## Written problem
All of the material below is to be restated word for word, apart from the pictures.

## Material for this task
--- start ---
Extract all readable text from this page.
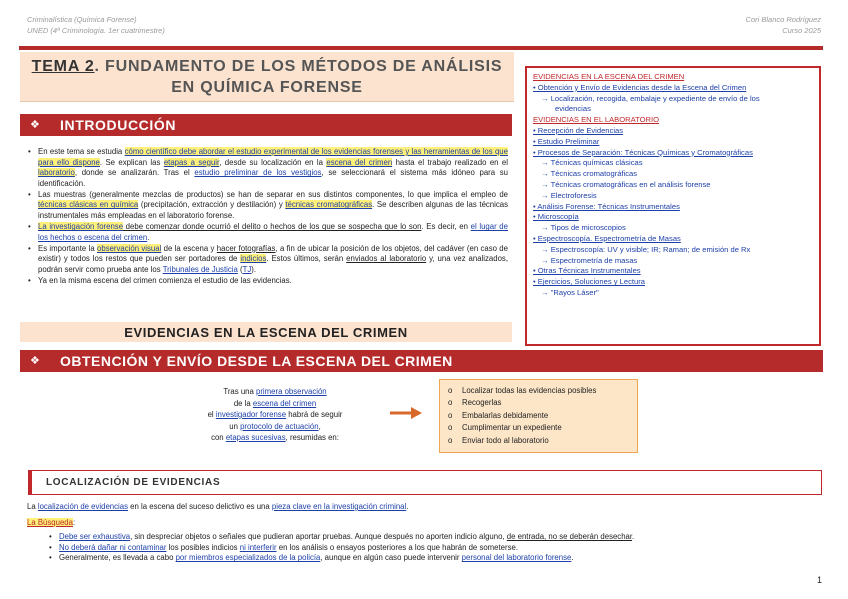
Criminalística (Química Forense)
UNED (4ª Criminología. 1er cuatrimestre)
Cori Blanco Rodríguez
Curso 2025
TEMA 2. FUNDAMENTO DE LOS MÉTODOS DE ANÁLISIS
EN QUÍMICA FORENSE
EVIDENCIAS EN LA ESCENA DEL CRIMEN
• Obtención y Envío de Evidencias desde la Escena del Crimen
→ Localización, recogida, embalaje y expediente de envío de los
evidencias
EVIDENCIAS EN EL LABORATORIO
• Recepción de Evidencias
• Estudio Preliminar
• Procesos de Separación: Técnicas Químicas y Cromatográficas
→ Técnicas químicas clásicas
→ Técnicas cromatográficas
→ Técnicas cromatográficas en el análisis forense
→ Electroforesis
• Análisis Forense: Técnicas Instrumentales
• Microscopía
→ Tipos de microscopios
• Espectroscopía. Espectrometría de Masas
→ Espectroscopía: UV y visible; IR; Raman; de emisión de Rx
→ Espectrometría de masas
• Otras Técnicas Instrumentales
• Ejercicios, Soluciones y Lectura
→ "Rayos Láser"
❖ INTRODUCCIÓN
• En este tema se estudia cómo científico debe abordar el estudio experimental de los evidencias forenses y las herramientas de los que para ello dispone. Se explican las etapas a seguir, desde su localización en la escena del crimen hasta el trabajo realizado en el laboratorio, donde se analizarán. Tras el estudio preliminar de los vestigios, se seleccionará el sistema más idóneo para su identificación.
• Las muestras (generalmente mezclas de productos) se han de separar en sus distintos componentes, lo que implica el empleo de técnicas clásicas en química (precipitación, extracción y destilación) y técnicas cromatográficas. Se describen algunas de las técnicas instrumentales más empleadas en el laboratorio forense.
• La investigación forense debe comenzar donde ocurrió el delito o hechos de los que se sospecha que lo son. Es decir, en el lugar de los hechos o escena del crimen.
• Es importante la observación visual de la escena y hacer fotografías, a fin de ubicar la posición de los objetos, del cadáver (en caso de existir) y todos los restos que pueden ser portadores de indicios. Estos últimos, serán enviados al laboratorio y, una vez analizados, podrán servir como prueba ante los Tribunales de Justicia (TJ).
• Ya en la misma escena del crimen comienza el estudio de las evidencias.
EVIDENCIAS EN LA ESCENA DEL CRIMEN
❖ OBTENCIÓN Y ENVÍO DESDE LA ESCENA DEL CRIMEN
Tras una primera observación
de la escena del crimen
el investigador forense habrá de seguir
un protocolo de actuación,
con etapas sucesivas, resumidas en:
o Localizar todas las evidencias posibles
o Recogerlas
o Embalarlas debidamente
o Cumplimentar un expediente
o Enviar todo al laboratorio
LOCALIZACIÓN DE EVIDENCIAS
La localización de evidencias en la escena del suceso delictivo es una pieza clave en la investigación criminal.
La Búsqueda:
• Debe ser exhaustiva, sin despreciar objetos o señales que pudieran aportar pruebas. Aunque después no aporten indicio alguno, de entrada, no se deberán desechar.
• No deberá dañar ni contaminar los posibles indicios ni interferir en los análisis o ensayos posteriores a los que habrán de someterse.
• Generalmente, es llevada a cabo por miembros especializados de la policía, aunque en algún caso puede intervenir personal del laboratorio forense.
1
--- end ---
## Answer for this exercise
Extract all readable text from this page.
Criminalística (Química Forense)
UNED (4ª Criminología. 1er cuatrimestre)
Cori Blanco Rodríguez
Curso 2025
TEMA 2. FUNDAMENTO DE LOS MÉTODOS DE ANÁLISIS
EN QUÍMICA FORENSE
EVIDENCIAS EN LA ESCENA DEL CRIMEN
• Obtención y Envío de Evidencias desde la Escena del Crimen
→ Localización, recogida, embalaje y expediente de envío de los
evidencias
EVIDENCIAS EN EL LABORATORIO
• Recepción de Evidencias
• Estudio Preliminar
• Procesos de Separación: Técnicas Químicas y Cromatográficas
→ Técnicas químicas clásicas
→ Técnicas cromatográficas
→ Técnicas cromatográficas en el análisis forense
→ Electroforesis
• Análisis Forense: Técnicas Instrumentales
• Microscopía
→ Tipos de microscopios
• Espectroscopía. Espectrometría de Masas
→ Espectroscopía: UV y visible; IR; Raman; de emisión de Rx
→ Espectrometría de masas
• Otras Técnicas Instrumentales
• Ejercicios, Soluciones y Lectura
→ "Rayos Láser"
❖ INTRODUCCIÓN
• En este tema se estudia cómo científico debe abordar el estudio experimental de los evidencias forenses y las herramientas de los que para ello dispone. Se explican las etapas a seguir, desde su localización en la escena del crimen hasta el trabajo realizado en el laboratorio, donde se analizarán. Tras el estudio preliminar de los vestigios, se seleccionará el sistema más idóneo para su identificación.
• Las muestras (generalmente mezclas de productos) se han de separar en sus distintos componentes, lo que implica el empleo de técnicas clásicas en química (precipitación, extracción y destilación) y técnicas cromatográficas. Se describen algunas de las técnicas instrumentales más empleadas en el laboratorio forense.
• La investigación forense debe comenzar donde ocurrió el delito o hechos de los que se sospecha que lo son. Es decir, en el lugar de los hechos o escena del crimen.
• Es importante la observación visual de la escena y hacer fotografías, a fin de ubicar la posición de los objetos, del cadáver (en caso de existir) y todos los restos que pueden ser portadores de indicios. Estos últimos, serán enviados al laboratorio y, una vez analizados, podrán servir como prueba ante los Tribunales de Justicia (TJ).
• Ya en la misma escena del crimen comienza el estudio de las evidencias.
EVIDENCIAS EN LA ESCENA DEL CRIMEN
❖ OBTENCIÓN Y ENVÍO DESDE LA ESCENA DEL CRIMEN
Tras una primera observación
de la escena del crimen
el investigador forense habrá de seguir
un protocolo de actuación,
con etapas sucesivas, resumidas en:
o Localizar todas las evidencias posibles
o Recogerlas
o Embalarlas debidamente
o Cumplimentar un expediente
o Enviar todo al laboratorio
LOCALIZACIÓN DE EVIDENCIAS
La localización de evidencias en la escena del suceso delictivo es una pieza clave en la investigación criminal.
La Búsqueda:
• Debe ser exhaustiva, sin despreciar objetos o señales que pudieran aportar pruebas. Aunque después no aporten indicio alguno, de entrada, no se deberán desechar.
• No deberá dañar ni contaminar los posibles indicios ni interferir en los análisis o ensayos posteriores a los que habrán de someterse.
• Generalmente, es llevada a cabo por miembros especializados de la policía, aunque en algún caso puede intervenir personal del laboratorio forense.
1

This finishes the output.